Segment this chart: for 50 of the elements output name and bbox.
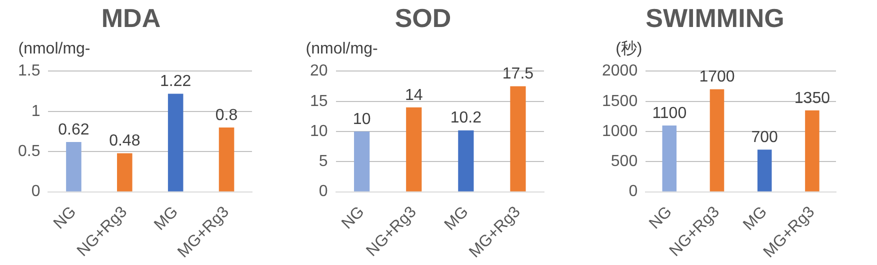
data-label: 1350 <box>794 90 830 107</box>
y-tick-label: 0.5 <box>18 143 40 160</box>
bar <box>168 94 184 192</box>
chart-title: MDA <box>101 2 161 33</box>
y-tick-label: 5 <box>318 153 328 170</box>
y-tick-label: 1000 <box>602 122 638 140</box>
data-label: 0.48 <box>109 132 140 150</box>
y-axis-title: (nmol/mg- <box>306 40 378 58</box>
bar <box>662 125 677 192</box>
data-label: 0.62 <box>58 121 90 138</box>
y-tick-label: 10 <box>310 122 328 140</box>
data-label: 10 <box>352 110 371 128</box>
y-tick-label: 0 <box>318 183 328 200</box>
y-tick-label: 0 <box>31 183 40 200</box>
bar <box>510 86 526 192</box>
bar <box>406 107 422 192</box>
data-label: 700 <box>751 129 778 146</box>
x-tick-label: MG <box>740 204 771 234</box>
bar <box>710 89 724 192</box>
data-label: 1100 <box>652 104 687 122</box>
bar <box>805 110 820 192</box>
x-tick-label: NG <box>646 204 676 233</box>
y-tick-label: 2000 <box>602 62 638 80</box>
y-tick-label: 15 <box>310 92 328 110</box>
data-label: 10.2 <box>450 110 482 127</box>
y-tick-label: 20 <box>310 62 328 80</box>
y-tick-label: 1500 <box>602 92 638 110</box>
data-label: 1.22 <box>160 73 192 90</box>
bar <box>66 142 82 192</box>
y-axis-title: (nmol/mg- <box>18 40 90 58</box>
x-tick-label: NG <box>50 204 80 233</box>
y-tick-label: 0 <box>628 183 638 200</box>
y-axis-title: (秒) <box>616 40 642 58</box>
y-tick-label: 1 <box>31 102 40 120</box>
data-label: 17.5 <box>502 66 534 83</box>
x-tick-label: NG <box>338 204 368 233</box>
data-label: 0.8 <box>215 106 238 124</box>
chart-title: SOD <box>394 2 452 33</box>
bar <box>218 128 234 192</box>
bar <box>354 132 370 192</box>
y-tick-label: 1.5 <box>18 62 40 80</box>
data-label: 14 <box>404 86 423 104</box>
chart-title: SWIMMING <box>646 2 784 33</box>
y-tick-label: 500 <box>610 153 638 170</box>
x-tick-label: MG <box>151 204 182 234</box>
x-tick-label: MG <box>442 204 472 234</box>
bar <box>117 153 132 192</box>
bar <box>458 130 474 192</box>
data-label: 1700 <box>699 68 735 86</box>
bar <box>757 150 772 192</box>
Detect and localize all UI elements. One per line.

——

▸ **TASK DIRECTIONS**:
State how many lines of the records above contain the string "title". Reply with the number alone.

▸ **REPLY TO THE TASK**:
6